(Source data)
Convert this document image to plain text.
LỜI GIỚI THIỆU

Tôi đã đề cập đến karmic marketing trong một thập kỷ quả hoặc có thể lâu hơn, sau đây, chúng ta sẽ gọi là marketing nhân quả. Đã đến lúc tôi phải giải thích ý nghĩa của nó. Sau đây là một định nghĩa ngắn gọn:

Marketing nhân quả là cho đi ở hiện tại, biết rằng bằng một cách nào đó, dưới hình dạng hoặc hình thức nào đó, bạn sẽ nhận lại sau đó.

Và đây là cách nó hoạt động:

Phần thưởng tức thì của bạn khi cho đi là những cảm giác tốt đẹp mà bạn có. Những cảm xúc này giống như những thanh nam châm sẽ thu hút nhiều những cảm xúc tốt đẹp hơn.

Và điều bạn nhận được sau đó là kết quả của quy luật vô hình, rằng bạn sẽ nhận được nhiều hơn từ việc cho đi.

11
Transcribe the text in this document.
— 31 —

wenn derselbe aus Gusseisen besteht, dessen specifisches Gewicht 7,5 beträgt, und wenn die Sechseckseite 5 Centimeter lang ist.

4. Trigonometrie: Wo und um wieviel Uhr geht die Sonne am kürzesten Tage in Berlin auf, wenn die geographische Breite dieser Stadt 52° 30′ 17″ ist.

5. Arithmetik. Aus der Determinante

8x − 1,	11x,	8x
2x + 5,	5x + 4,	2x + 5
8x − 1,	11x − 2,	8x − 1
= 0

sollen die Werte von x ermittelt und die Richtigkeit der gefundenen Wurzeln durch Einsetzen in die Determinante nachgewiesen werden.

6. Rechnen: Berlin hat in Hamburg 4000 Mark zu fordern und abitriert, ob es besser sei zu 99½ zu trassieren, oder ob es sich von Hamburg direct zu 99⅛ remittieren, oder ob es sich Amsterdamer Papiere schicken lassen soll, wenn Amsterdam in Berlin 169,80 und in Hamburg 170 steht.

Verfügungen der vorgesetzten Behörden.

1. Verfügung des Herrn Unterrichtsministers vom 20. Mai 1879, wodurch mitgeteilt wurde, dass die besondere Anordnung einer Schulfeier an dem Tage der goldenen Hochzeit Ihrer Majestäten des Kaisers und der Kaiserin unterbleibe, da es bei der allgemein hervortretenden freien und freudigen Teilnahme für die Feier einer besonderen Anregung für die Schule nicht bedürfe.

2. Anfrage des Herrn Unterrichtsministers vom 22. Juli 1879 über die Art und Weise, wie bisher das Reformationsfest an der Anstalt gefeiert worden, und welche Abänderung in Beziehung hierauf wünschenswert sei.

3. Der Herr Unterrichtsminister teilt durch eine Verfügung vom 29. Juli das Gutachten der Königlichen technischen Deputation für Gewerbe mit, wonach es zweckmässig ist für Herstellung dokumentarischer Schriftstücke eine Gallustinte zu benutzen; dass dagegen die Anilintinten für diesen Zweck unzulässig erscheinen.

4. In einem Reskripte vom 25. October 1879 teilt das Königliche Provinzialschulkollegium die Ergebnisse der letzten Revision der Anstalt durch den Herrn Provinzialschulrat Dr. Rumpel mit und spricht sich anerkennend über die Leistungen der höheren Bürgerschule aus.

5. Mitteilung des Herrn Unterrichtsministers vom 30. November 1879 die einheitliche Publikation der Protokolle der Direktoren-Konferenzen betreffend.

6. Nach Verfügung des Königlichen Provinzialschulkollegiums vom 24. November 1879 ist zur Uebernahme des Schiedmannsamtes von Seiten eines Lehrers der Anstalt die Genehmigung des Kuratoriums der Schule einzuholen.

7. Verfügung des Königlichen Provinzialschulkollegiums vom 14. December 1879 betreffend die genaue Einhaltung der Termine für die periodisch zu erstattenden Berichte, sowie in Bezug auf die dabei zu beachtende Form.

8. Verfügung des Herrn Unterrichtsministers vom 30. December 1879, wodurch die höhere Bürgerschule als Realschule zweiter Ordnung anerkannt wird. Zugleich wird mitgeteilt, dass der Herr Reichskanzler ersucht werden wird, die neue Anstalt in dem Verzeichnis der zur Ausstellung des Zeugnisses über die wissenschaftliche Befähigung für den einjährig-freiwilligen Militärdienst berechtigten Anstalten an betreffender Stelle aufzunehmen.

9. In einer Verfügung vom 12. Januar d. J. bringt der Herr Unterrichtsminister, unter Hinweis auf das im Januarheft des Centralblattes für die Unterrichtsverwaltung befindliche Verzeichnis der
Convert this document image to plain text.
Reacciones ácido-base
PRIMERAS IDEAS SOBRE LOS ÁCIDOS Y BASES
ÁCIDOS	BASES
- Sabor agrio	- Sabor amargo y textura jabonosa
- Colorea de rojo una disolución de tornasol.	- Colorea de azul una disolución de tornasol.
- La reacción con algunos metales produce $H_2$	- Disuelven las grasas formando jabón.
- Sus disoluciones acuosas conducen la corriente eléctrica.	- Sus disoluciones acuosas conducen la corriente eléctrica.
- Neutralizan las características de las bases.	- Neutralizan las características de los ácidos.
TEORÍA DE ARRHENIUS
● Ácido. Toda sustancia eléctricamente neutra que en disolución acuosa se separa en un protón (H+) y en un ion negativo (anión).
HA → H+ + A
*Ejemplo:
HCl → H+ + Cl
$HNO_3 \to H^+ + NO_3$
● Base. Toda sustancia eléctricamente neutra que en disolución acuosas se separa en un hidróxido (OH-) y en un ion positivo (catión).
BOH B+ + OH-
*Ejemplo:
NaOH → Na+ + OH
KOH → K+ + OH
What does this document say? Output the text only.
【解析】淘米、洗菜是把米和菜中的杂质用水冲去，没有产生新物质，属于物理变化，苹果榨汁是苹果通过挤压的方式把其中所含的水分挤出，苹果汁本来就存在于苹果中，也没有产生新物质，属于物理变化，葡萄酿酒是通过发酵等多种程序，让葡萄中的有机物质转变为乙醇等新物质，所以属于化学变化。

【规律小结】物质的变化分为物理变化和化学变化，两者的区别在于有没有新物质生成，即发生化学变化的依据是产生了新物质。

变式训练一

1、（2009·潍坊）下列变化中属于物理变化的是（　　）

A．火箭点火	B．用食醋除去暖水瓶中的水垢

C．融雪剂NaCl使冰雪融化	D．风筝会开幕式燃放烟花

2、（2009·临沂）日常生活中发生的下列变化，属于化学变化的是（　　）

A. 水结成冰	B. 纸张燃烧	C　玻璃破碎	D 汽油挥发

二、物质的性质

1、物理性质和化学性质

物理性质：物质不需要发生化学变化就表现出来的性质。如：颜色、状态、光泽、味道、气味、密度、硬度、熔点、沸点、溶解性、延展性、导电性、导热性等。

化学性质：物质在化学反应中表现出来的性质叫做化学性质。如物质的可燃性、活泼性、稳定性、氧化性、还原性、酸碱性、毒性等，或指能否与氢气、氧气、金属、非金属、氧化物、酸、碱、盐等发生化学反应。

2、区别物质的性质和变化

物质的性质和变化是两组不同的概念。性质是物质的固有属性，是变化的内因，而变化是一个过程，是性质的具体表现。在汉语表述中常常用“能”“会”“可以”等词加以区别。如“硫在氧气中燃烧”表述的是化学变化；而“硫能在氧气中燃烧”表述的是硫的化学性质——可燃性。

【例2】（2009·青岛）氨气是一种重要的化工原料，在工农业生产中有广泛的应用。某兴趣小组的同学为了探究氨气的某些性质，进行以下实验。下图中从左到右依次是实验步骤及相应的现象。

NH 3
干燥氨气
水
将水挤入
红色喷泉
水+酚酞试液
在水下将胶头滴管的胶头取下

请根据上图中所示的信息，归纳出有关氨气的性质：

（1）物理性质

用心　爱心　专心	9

=== Given request ===
Copy out the whole listing exactly; please set it all down.

=== Completed exercise ===
Convert this document image to plain text.
LỜI GIỚI THIỆU

Tôi đã đề cập đến karmic marketing trong một thập kỷ quả hoặc có thể lâu hơn, sau đây, chúng ta sẽ gọi là marketing nhân quả. Đã đến lúc tôi phải giải thích ý nghĩa của nó. Sau đây là một định nghĩa ngắn gọn:

Marketing nhân quả là cho đi ở hiện tại, biết rằng bằng một cách nào đó, dưới hình dạng hoặc hình thức nào đó, bạn sẽ nhận lại sau đó.

Và đây là cách nó hoạt động:

Phần thưởng tức thì của bạn khi cho đi là những cảm giác tốt đẹp mà bạn có. Những cảm xúc này giống như những thanh nam châm sẽ thu hút nhiều những cảm xúc tốt đẹp hơn.

Và điều bạn nhận được sau đó là kết quả của quy luật vô hình, rằng bạn sẽ nhận được nhiều hơn từ việc cho đi.

11
Transcribe the text in this document.
— 31 —

wenn derselbe aus Gusseisen besteht, dessen specifisches Gewicht 7,5 beträgt, und wenn die Sechseckseite 5 Centimeter lang ist.

4. Trigonometrie: Wo und um wieviel Uhr geht die Sonne am kürzesten Tage in Berlin auf, wenn die geographische Breite dieser Stadt 52° 30′ 17″ ist.

5. Arithmetik. Aus der Determinante

8x − 1,	11x,	8x
2x + 5,	5x + 4,	2x + 5
8x − 1,	11x − 2,	8x − 1
= 0

sollen die Werte von x ermittelt und die Richtigkeit der gefundenen Wurzeln durch Einsetzen in die Determinante nachgewiesen werden.

6. Rechnen: Berlin hat in Hamburg 4000 Mark zu fordern und abitriert, ob es besser sei zu 99½ zu trassieren, oder ob es sich von Hamburg direct zu 99⅛ remittieren, oder ob es sich Amsterdamer Papiere schicken lassen soll, wenn Amsterdam in Berlin 169,80 und in Hamburg 170 steht.

Verfügungen der vorgesetzten Behörden.

1. Verfügung des Herrn Unterrichtsministers vom 20. Mai 1879, wodurch mitgeteilt wurde, dass die besondere Anordnung einer Schulfeier an dem Tage der goldenen Hochzeit Ihrer Majestäten des Kaisers und der Kaiserin unterbleibe, da es bei der allgemein hervortretenden freien und freudigen Teilnahme für die Feier einer besonderen Anregung für die Schule nicht bedürfe.

2. Anfrage des Herrn Unterrichtsministers vom 22. Juli 1879 über die Art und Weise, wie bisher das Reformationsfest an der Anstalt gefeiert worden, und welche Abänderung in Beziehung hierauf wünschenswert sei.

3. Der Herr Unterrichtsminister teilt durch eine Verfügung vom 29. Juli das Gutachten der Königlichen technischen Deputation für Gewerbe mit, wonach es zweckmässig ist für Herstellung dokumentarischer Schriftstücke eine Gallustinte zu benutzen; dass dagegen die Anilintinten für diesen Zweck unzulässig erscheinen.

4. In einem Reskripte vom 25. October 1879 teilt das Königliche Provinzialschulkollegium die Ergebnisse der letzten Revision der Anstalt durch den Herrn Provinzialschulrat Dr. Rumpel mit und spricht sich anerkennend über die Leistungen der höheren Bürgerschule aus.

5. Mitteilung des Herrn Unterrichtsministers vom 30. November 1879 die einheitliche Publikation der Protokolle der Direktoren-Konferenzen betreffend.

6. Nach Verfügung des Königlichen Provinzialschulkollegiums vom 24. November 1879 ist zur Uebernahme des Schiedmannsamtes von Seiten eines Lehrers der Anstalt die Genehmigung des Kuratoriums der Schule einzuholen.

7. Verfügung des Königlichen Provinzialschulkollegiums vom 14. December 1879 betreffend die genaue Einhaltung der Termine für die periodisch zu erstattenden Berichte, sowie in Bezug auf die dabei zu beachtende Form.

8. Verfügung des Herrn Unterrichtsministers vom 30. December 1879, wodurch die höhere Bürgerschule als Realschule zweiter Ordnung anerkannt wird. Zugleich wird mitgeteilt, dass der Herr Reichskanzler ersucht werden wird, die neue Anstalt in dem Verzeichnis der zur Ausstellung des Zeugnisses über die wissenschaftliche Befähigung für den einjährig-freiwilligen Militärdienst berechtigten Anstalten an betreffender Stelle aufzunehmen.

9. In einer Verfügung vom 12. Januar d. J. bringt der Herr Unterrichtsminister, unter Hinweis auf das im Januarheft des Centralblattes für die Unterrichtsverwaltung befindliche Verzeichnis der
Convert this document image to plain text.
Reacciones ácido-base
PRIMERAS IDEAS SOBRE LOS ÁCIDOS Y BASES
ÁCIDOS	BASES
- Sabor agrio	- Sabor amargo y textura jabonosa
- Colorea de rojo una disolución de tornasol.	- Colorea de azul una disolución de tornasol.
- La reacción con algunos metales produce $H_2$	- Disuelven las grasas formando jabón.
- Sus disoluciones acuosas conducen la corriente eléctrica.	- Sus disoluciones acuosas conducen la corriente eléctrica.
- Neutralizan las características de las bases.	- Neutralizan las características de los ácidos.
TEORÍA DE ARRHENIUS
● Ácido. Toda sustancia eléctricamente neutra que en disolución acuosa se separa en un protón (H+) y en un ion negativo (anión).
HA → H+ + A
*Ejemplo:
HCl → H+ + Cl
$HNO_3 \to H^+ + NO_3$
● Base. Toda sustancia eléctricamente neutra que en disolución acuosas se separa en un hidróxido (OH-) y en un ion positivo (catión).
BOH B+ + OH-
*Ejemplo:
NaOH → Na+ + OH
KOH → K+ + OH
What does this document say? Output the text only.
【解析】淘米、洗菜是把米和菜中的杂质用水冲去，没有产生新物质，属于物理变化，苹果榨汁是苹果通过挤压的方式把其中所含的水分挤出，苹果汁本来就存在于苹果中，也没有产生新物质，属于物理变化，葡萄酿酒是通过发酵等多种程序，让葡萄中的有机物质转变为乙醇等新物质，所以属于化学变化。

【规律小结】物质的变化分为物理变化和化学变化，两者的区别在于有没有新物质生成，即发生化学变化的依据是产生了新物质。

变式训练一

1、（2009·潍坊）下列变化中属于物理变化的是（　　）

A．火箭点火	B．用食醋除去暖水瓶中的水垢

C．融雪剂NaCl使冰雪融化	D．风筝会开幕式燃放烟花

2、（2009·临沂）日常生活中发生的下列变化，属于化学变化的是（　　）

A. 水结成冰	B. 纸张燃烧	C　玻璃破碎	D 汽油挥发

二、物质的性质

1、物理性质和化学性质

物理性质：物质不需要发生化学变化就表现出来的性质。如：颜色、状态、光泽、味道、气味、密度、硬度、熔点、沸点、溶解性、延展性、导电性、导热性等。

化学性质：物质在化学反应中表现出来的性质叫做化学性质。如物质的可燃性、活泼性、稳定性、氧化性、还原性、酸碱性、毒性等，或指能否与氢气、氧气、金属、非金属、氧化物、酸、碱、盐等发生化学反应。

2、区别物质的性质和变化

物质的性质和变化是两组不同的概念。性质是物质的固有属性，是变化的内因，而变化是一个过程，是性质的具体表现。在汉语表述中常常用“能”“会”“可以”等词加以区别。如“硫在氧气中燃烧”表述的是化学变化；而“硫能在氧气中燃烧”表述的是硫的化学性质——可燃性。

【例2】（2009·青岛）氨气是一种重要的化工原料，在工农业生产中有广泛的应用。某兴趣小组的同学为了探究氨气的某些性质，进行以下实验。下图中从左到右依次是实验步骤及相应的现象。

NH 3
干燥氨气
水
将水挤入
红色喷泉
水+酚酞试液
在水下将胶头滴管的胶头取下

请根据上图中所示的信息，归纳出有关氨气的性质：

（1）物理性质

用心　爱心　专心	9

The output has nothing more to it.